→ Data records:
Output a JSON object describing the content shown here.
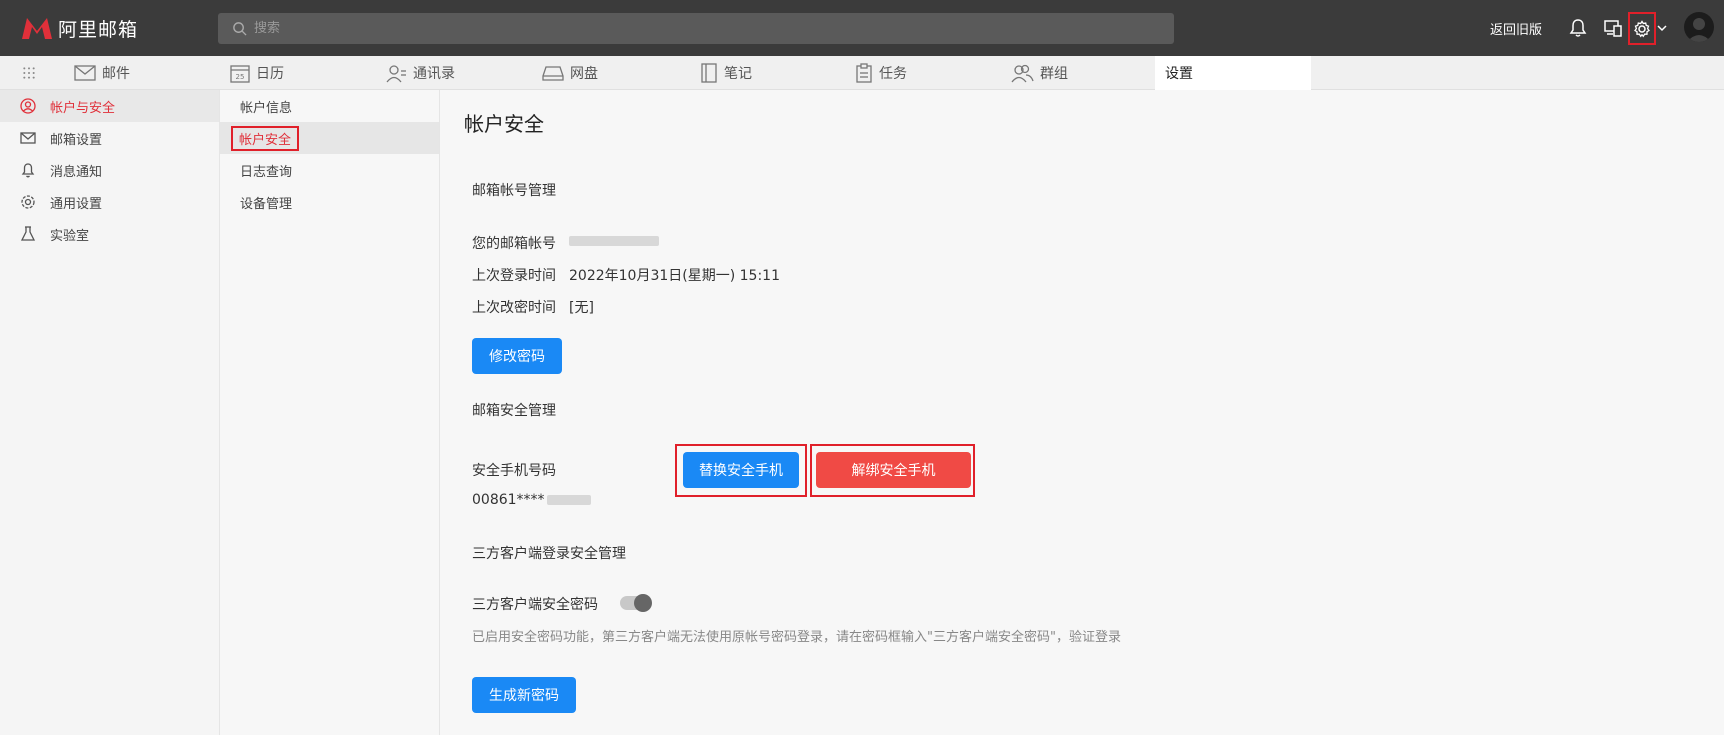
{
  "app": {
    "logo_text": "阿里邮箱",
    "brand_color": "#e0303a"
  },
  "topbar": {
    "search_placeholder": "搜索",
    "old_version": "返回旧版",
    "icons": [
      "search-icon",
      "bell-icon",
      "devices-icon",
      "gear-icon",
      "chevron-down-icon",
      "avatar"
    ]
  },
  "nav": {
    "tabs": [
      {
        "label": "邮件",
        "icon": "mail-icon"
      },
      {
        "label": "日历",
        "icon": "calendar-icon"
      },
      {
        "label": "通讯录",
        "icon": "contacts-icon"
      },
      {
        "label": "网盘",
        "icon": "drive-icon"
      },
      {
        "label": "笔记",
        "icon": "notes-icon"
      },
      {
        "label": "任务",
        "icon": "tasks-icon"
      },
      {
        "label": "群组",
        "icon": "groups-icon"
      },
      {
        "label": "设置",
        "icon": ""
      }
    ],
    "active": "设置"
  },
  "sidebar": {
    "items": [
      {
        "label": "帐户与安全",
        "icon": "user-icon",
        "active": true
      },
      {
        "label": "邮箱设置",
        "icon": "mail-settings-icon",
        "active": false
      },
      {
        "label": "消息通知",
        "icon": "bell-icon",
        "active": false
      },
      {
        "label": "通用设置",
        "icon": "gear-icon",
        "active": false
      },
      {
        "label": "实验室",
        "icon": "flask-icon",
        "active": false
      }
    ]
  },
  "subnav": {
    "items": [
      {
        "label": "帐户信息",
        "active": false
      },
      {
        "label": "帐户安全",
        "active": true
      },
      {
        "label": "日志查询",
        "active": false
      },
      {
        "label": "设备管理",
        "active": false
      }
    ]
  },
  "main": {
    "title": "帐户安全",
    "account_section": {
      "title": "邮箱帐号管理",
      "email_label": "您的邮箱帐号",
      "last_login_label": "上次登录时间",
      "last_login_value": "2022年10月31日(星期一) 15:11",
      "last_pwd_label": "上次改密时间",
      "last_pwd_value": "[无]",
      "change_pwd_button": "修改密码"
    },
    "security_section": {
      "title": "邮箱安全管理",
      "phone_label": "安全手机号码",
      "phone_value": "00861****",
      "replace_button": "替换安全手机",
      "unbind_button": "解绑安全手机"
    },
    "third_party_section": {
      "title": "三方客户端登录安全管理",
      "toggle_label": "三方客户端安全密码",
      "toggle_on": true,
      "hint": "已启用安全密码功能，第三方客户端无法使用原帐号密码登录，请在密码框输入\"三方客户端安全密码\"，验证登录",
      "generate_button": "生成新密码"
    }
  }
}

→ Work required: Copy the whole listing above word for word but do not carry over the pictures.

→ Exercise result:
Output a JSON object describing the content shown here.
{
  "app": {
    "logo_text": "阿里邮箱",
    "brand_color": "#e0303a"
  },
  "topbar": {
    "search_placeholder": "搜索",
    "old_version": "返回旧版",
    "icons": [
      "search-icon",
      "bell-icon",
      "devices-icon",
      "gear-icon",
      "chevron-down-icon",
      "avatar"
    ]
  },
  "nav": {
    "tabs": [
      {
        "label": "邮件",
        "icon": "mail-icon"
      },
      {
        "label": "日历",
        "icon": "calendar-icon"
      },
      {
        "label": "通讯录",
        "icon": "contacts-icon"
      },
      {
        "label": "网盘",
        "icon": "drive-icon"
      },
      {
        "label": "笔记",
        "icon": "notes-icon"
      },
      {
        "label": "任务",
        "icon": "tasks-icon"
      },
      {
        "label": "群组",
        "icon": "groups-icon"
      },
      {
        "label": "设置",
        "icon": ""
      }
    ],
    "active": "设置"
  },
  "sidebar": {
    "items": [
      {
        "label": "帐户与安全",
        "icon": "user-icon",
        "active": true
      },
      {
        "label": "邮箱设置",
        "icon": "mail-settings-icon",
        "active": false
      },
      {
        "label": "消息通知",
        "icon": "bell-icon",
        "active": false
      },
      {
        "label": "通用设置",
        "icon": "gear-icon",
        "active": false
      },
      {
        "label": "实验室",
        "icon": "flask-icon",
        "active": false
      }
    ]
  },
  "subnav": {
    "items": [
      {
        "label": "帐户信息",
        "active": false
      },
      {
        "label": "帐户安全",
        "active": true
      },
      {
        "label": "日志查询",
        "active": false
      },
      {
        "label": "设备管理",
        "active": false
      }
    ]
  },
  "main": {
    "title": "帐户安全",
    "account_section": {
      "title": "邮箱帐号管理",
      "email_label": "您的邮箱帐号",
      "last_login_label": "上次登录时间",
      "last_login_value": "2022年10月31日(星期一) 15:11",
      "last_pwd_label": "上次改密时间",
      "last_pwd_value": "[无]",
      "change_pwd_button": "修改密码"
    },
    "security_section": {
      "title": "邮箱安全管理",
      "phone_label": "安全手机号码",
      "phone_value": "00861****",
      "replace_button": "替换安全手机",
      "unbind_button": "解绑安全手机"
    },
    "third_party_section": {
      "title": "三方客户端登录安全管理",
      "toggle_label": "三方客户端安全密码",
      "toggle_on": true,
      "hint": "已启用安全密码功能，第三方客户端无法使用原帐号密码登录，请在密码框输入\"三方客户端安全密码\"，验证登录",
      "generate_button": "生成新密码"
    }
  }
}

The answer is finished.